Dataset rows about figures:
------------------------------------------------------------

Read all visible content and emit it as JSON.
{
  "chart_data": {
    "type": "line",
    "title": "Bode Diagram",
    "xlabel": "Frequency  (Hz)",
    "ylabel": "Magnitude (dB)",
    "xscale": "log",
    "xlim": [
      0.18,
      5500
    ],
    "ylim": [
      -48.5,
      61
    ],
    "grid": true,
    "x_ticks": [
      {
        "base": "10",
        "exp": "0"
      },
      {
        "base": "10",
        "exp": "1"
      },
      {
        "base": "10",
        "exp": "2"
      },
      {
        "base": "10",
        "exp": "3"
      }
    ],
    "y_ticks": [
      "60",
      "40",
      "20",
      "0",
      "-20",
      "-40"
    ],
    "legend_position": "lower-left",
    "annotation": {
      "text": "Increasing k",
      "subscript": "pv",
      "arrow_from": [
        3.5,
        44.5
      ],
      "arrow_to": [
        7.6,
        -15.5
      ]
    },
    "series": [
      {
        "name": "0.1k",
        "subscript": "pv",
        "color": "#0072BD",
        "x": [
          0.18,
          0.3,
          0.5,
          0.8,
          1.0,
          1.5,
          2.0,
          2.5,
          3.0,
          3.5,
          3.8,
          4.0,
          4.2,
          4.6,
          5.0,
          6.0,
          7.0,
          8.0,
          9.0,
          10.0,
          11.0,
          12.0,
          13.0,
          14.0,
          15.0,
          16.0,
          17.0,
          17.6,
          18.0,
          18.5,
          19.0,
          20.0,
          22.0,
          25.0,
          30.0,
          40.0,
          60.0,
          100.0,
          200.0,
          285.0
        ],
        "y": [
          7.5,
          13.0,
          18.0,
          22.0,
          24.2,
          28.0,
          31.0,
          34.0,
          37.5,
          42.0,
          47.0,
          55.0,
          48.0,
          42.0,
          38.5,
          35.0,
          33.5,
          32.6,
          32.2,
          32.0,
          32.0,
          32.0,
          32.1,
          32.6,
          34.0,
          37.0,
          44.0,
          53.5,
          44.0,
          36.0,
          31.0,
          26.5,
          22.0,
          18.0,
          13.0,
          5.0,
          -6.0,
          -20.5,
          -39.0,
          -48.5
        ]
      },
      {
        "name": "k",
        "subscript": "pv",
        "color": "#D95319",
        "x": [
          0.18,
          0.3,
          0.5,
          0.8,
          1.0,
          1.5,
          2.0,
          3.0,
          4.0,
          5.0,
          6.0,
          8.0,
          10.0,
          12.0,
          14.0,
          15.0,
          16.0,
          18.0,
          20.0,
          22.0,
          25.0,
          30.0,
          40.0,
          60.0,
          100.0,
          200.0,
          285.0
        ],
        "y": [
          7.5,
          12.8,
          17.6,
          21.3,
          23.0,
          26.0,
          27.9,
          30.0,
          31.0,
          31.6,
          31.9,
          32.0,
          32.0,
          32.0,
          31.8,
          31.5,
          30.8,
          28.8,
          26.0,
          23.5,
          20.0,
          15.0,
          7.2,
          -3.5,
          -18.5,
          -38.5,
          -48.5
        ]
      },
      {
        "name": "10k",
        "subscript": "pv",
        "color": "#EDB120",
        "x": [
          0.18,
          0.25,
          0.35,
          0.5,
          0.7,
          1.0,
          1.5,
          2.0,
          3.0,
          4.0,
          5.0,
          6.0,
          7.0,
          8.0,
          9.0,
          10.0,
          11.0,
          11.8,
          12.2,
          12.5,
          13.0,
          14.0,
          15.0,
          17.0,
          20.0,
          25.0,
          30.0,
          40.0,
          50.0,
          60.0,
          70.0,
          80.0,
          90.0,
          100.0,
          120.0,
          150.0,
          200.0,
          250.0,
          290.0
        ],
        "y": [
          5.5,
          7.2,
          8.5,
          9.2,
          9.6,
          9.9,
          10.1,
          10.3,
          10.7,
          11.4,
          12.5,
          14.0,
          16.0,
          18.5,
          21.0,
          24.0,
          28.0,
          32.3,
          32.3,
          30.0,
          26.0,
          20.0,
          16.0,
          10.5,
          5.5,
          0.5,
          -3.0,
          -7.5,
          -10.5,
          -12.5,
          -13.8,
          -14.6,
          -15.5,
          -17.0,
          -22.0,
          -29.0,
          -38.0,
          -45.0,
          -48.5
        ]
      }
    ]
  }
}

------------------------------------------------------------

• **Goal of the exercise**:
Among the entries above, how many lines hold the string "color"? Respond with nothing but the number.

• **Answer to the problem**:
3